▶ _Stated exercise_:
Write out the lines below word for word, beginning with the first line and stopping after the line that contains "face (222, 248, 304, 340)", with both of those lines included.

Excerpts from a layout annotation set
........

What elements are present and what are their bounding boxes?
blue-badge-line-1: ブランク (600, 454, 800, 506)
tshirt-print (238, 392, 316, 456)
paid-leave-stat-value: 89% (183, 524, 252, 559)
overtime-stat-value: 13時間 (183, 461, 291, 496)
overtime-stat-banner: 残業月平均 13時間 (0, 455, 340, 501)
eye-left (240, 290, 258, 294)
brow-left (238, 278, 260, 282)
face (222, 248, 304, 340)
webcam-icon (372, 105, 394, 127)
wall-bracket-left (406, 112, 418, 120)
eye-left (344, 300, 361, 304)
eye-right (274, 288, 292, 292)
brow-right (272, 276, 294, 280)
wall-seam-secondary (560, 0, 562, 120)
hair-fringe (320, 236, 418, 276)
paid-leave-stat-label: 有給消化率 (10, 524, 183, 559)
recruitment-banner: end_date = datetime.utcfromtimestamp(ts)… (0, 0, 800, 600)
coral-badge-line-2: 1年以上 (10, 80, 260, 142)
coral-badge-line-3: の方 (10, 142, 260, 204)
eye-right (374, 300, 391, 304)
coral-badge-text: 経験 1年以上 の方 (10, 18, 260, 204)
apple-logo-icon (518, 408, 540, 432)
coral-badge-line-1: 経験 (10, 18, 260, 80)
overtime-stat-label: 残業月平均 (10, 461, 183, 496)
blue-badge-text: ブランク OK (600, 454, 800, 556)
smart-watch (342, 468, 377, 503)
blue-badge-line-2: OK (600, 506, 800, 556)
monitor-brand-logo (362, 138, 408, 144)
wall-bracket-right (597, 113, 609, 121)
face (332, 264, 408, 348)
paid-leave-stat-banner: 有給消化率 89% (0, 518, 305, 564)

........

▶ _Final answer_:
What elements are present and what are their bounding boxes?
blue-badge-line-1: ブランク (600, 454, 800, 506)
tshirt-print (238, 392, 316, 456)
paid-leave-stat-value: 89% (183, 524, 252, 559)
overtime-stat-value: 13時間 (183, 461, 291, 496)
overtime-stat-banner: 残業月平均 13時間 (0, 455, 340, 501)
eye-left (240, 290, 258, 294)
brow-left (238, 278, 260, 282)
face (222, 248, 304, 340)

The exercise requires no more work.